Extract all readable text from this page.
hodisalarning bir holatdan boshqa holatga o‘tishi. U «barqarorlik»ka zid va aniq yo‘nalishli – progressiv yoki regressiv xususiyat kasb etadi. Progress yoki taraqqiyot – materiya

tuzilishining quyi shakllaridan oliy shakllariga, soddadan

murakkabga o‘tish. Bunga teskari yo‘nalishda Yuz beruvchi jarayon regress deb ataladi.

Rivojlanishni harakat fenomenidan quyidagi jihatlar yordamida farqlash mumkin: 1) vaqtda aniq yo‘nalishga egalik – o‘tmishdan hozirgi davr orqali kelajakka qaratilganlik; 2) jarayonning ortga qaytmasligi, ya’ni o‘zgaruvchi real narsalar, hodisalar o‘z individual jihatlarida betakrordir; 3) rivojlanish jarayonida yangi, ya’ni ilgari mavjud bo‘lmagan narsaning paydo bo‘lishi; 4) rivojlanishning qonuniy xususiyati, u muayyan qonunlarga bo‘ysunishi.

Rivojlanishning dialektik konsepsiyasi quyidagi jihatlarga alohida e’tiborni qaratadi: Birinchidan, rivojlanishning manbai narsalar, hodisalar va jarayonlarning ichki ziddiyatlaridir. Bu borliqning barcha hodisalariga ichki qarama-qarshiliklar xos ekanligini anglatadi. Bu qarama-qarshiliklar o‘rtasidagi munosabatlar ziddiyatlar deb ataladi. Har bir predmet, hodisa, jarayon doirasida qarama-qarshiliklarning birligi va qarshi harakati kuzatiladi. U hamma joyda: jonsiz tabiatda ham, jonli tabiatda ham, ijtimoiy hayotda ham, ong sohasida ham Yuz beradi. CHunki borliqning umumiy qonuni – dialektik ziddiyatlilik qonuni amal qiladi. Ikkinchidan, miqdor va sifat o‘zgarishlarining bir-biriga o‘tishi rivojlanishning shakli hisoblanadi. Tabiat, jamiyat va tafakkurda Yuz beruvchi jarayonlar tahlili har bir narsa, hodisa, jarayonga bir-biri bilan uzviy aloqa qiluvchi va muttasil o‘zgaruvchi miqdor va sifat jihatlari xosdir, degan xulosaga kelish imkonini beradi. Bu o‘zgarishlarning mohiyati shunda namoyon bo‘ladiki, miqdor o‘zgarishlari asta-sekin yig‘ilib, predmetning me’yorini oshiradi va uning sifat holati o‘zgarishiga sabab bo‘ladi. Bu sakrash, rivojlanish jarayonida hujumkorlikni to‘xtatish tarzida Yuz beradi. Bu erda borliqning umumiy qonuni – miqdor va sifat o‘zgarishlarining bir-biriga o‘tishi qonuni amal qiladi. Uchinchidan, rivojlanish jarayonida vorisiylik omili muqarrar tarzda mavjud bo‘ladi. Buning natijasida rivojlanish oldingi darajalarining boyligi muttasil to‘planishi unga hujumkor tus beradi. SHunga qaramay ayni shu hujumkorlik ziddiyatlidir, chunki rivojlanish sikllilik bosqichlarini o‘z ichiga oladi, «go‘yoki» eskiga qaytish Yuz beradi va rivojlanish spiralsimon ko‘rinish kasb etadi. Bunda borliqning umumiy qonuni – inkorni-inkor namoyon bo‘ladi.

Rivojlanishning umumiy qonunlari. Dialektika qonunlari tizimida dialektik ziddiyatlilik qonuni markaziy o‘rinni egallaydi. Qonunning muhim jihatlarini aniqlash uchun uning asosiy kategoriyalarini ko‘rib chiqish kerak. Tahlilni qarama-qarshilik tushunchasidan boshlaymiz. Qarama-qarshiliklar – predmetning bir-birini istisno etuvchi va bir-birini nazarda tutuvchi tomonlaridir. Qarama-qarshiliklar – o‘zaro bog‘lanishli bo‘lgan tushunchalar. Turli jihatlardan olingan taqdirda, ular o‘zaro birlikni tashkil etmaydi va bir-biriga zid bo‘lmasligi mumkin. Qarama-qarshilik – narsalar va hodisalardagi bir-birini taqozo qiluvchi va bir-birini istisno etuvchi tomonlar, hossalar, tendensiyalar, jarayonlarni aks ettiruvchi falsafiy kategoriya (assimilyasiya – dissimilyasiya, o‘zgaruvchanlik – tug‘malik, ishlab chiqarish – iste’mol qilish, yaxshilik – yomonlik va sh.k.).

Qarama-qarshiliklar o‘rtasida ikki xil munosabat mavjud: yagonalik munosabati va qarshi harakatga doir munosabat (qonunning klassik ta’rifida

****************************************

_OBJECTIVE_: Copy out all the entries shown above, character for character.

_ANSWER BELOW_:
Extract all readable text from this page.
hodisalarning bir holatdan boshqa holatga o‘tishi. U «barqarorlik»ka zid va aniq yo‘nalishli – progressiv yoki regressiv xususiyat kasb etadi. Progress yoki taraqqiyot – materiya

tuzilishining quyi shakllaridan oliy shakllariga, soddadan

murakkabga o‘tish. Bunga teskari yo‘nalishda Yuz beruvchi jarayon regress deb ataladi.

Rivojlanishni harakat fenomenidan quyidagi jihatlar yordamida farqlash mumkin: 1) vaqtda aniq yo‘nalishga egalik – o‘tmishdan hozirgi davr orqali kelajakka qaratilganlik; 2) jarayonning ortga qaytmasligi, ya’ni o‘zgaruvchi real narsalar, hodisalar o‘z individual jihatlarida betakrordir; 3) rivojlanish jarayonida yangi, ya’ni ilgari mavjud bo‘lmagan narsaning paydo bo‘lishi; 4) rivojlanishning qonuniy xususiyati, u muayyan qonunlarga bo‘ysunishi.

Rivojlanishning dialektik konsepsiyasi quyidagi jihatlarga alohida e’tiborni qaratadi: Birinchidan, rivojlanishning manbai narsalar, hodisalar va jarayonlarning ichki ziddiyatlaridir. Bu borliqning barcha hodisalariga ichki qarama-qarshiliklar xos ekanligini anglatadi. Bu qarama-qarshiliklar o‘rtasidagi munosabatlar ziddiyatlar deb ataladi. Har bir predmet, hodisa, jarayon doirasida qarama-qarshiliklarning birligi va qarshi harakati kuzatiladi. U hamma joyda: jonsiz tabiatda ham, jonli tabiatda ham, ijtimoiy hayotda ham, ong sohasida ham Yuz beradi. CHunki borliqning umumiy qonuni – dialektik ziddiyatlilik qonuni amal qiladi. Ikkinchidan, miqdor va sifat o‘zgarishlarining bir-biriga o‘tishi rivojlanishning shakli hisoblanadi. Tabiat, jamiyat va tafakkurda Yuz beruvchi jarayonlar tahlili har bir narsa, hodisa, jarayonga bir-biri bilan uzviy aloqa qiluvchi va muttasil o‘zgaruvchi miqdor va sifat jihatlari xosdir, degan xulosaga kelish imkonini beradi. Bu o‘zgarishlarning mohiyati shunda namoyon bo‘ladiki, miqdor o‘zgarishlari asta-sekin yig‘ilib, predmetning me’yorini oshiradi va uning sifat holati o‘zgarishiga sabab bo‘ladi. Bu sakrash, rivojlanish jarayonida hujumkorlikni to‘xtatish tarzida Yuz beradi. Bu erda borliqning umumiy qonuni – miqdor va sifat o‘zgarishlarining bir-biriga o‘tishi qonuni amal qiladi. Uchinchidan, rivojlanish jarayonida vorisiylik omili muqarrar tarzda mavjud bo‘ladi. Buning natijasida rivojlanish oldingi darajalarining boyligi muttasil to‘planishi unga hujumkor tus beradi. SHunga qaramay ayni shu hujumkorlik ziddiyatlidir, chunki rivojlanish sikllilik bosqichlarini o‘z ichiga oladi, «go‘yoki» eskiga qaytish Yuz beradi va rivojlanish spiralsimon ko‘rinish kasb etadi. Bunda borliqning umumiy qonuni – inkorni-inkor namoyon bo‘ladi.

Rivojlanishning umumiy qonunlari. Dialektika qonunlari tizimida dialektik ziddiyatlilik qonuni markaziy o‘rinni egallaydi. Qonunning muhim jihatlarini aniqlash uchun uning asosiy kategoriyalarini ko‘rib chiqish kerak. Tahlilni qarama-qarshilik tushunchasidan boshlaymiz. Qarama-qarshiliklar – predmetning bir-birini istisno etuvchi va bir-birini nazarda tutuvchi tomonlaridir. Qarama-qarshiliklar – o‘zaro bog‘lanishli bo‘lgan tushunchalar. Turli jihatlardan olingan taqdirda, ular o‘zaro birlikni tashkil etmaydi va bir-biriga zid bo‘lmasligi mumkin. Qarama-qarshilik – narsalar va hodisalardagi bir-birini taqozo qiluvchi va bir-birini istisno etuvchi tomonlar, hossalar, tendensiyalar, jarayonlarni aks ettiruvchi falsafiy kategoriya (assimilyasiya – dissimilyasiya, o‘zgaruvchanlik – tug‘malik, ishlab chiqarish – iste’mol qilish, yaxshilik – yomonlik va sh.k.).

Qarama-qarshiliklar o‘rtasida ikki xil munosabat mavjud: yagonalik munosabati va qarshi harakatga doir munosabat (qonunning klassik ta’rifida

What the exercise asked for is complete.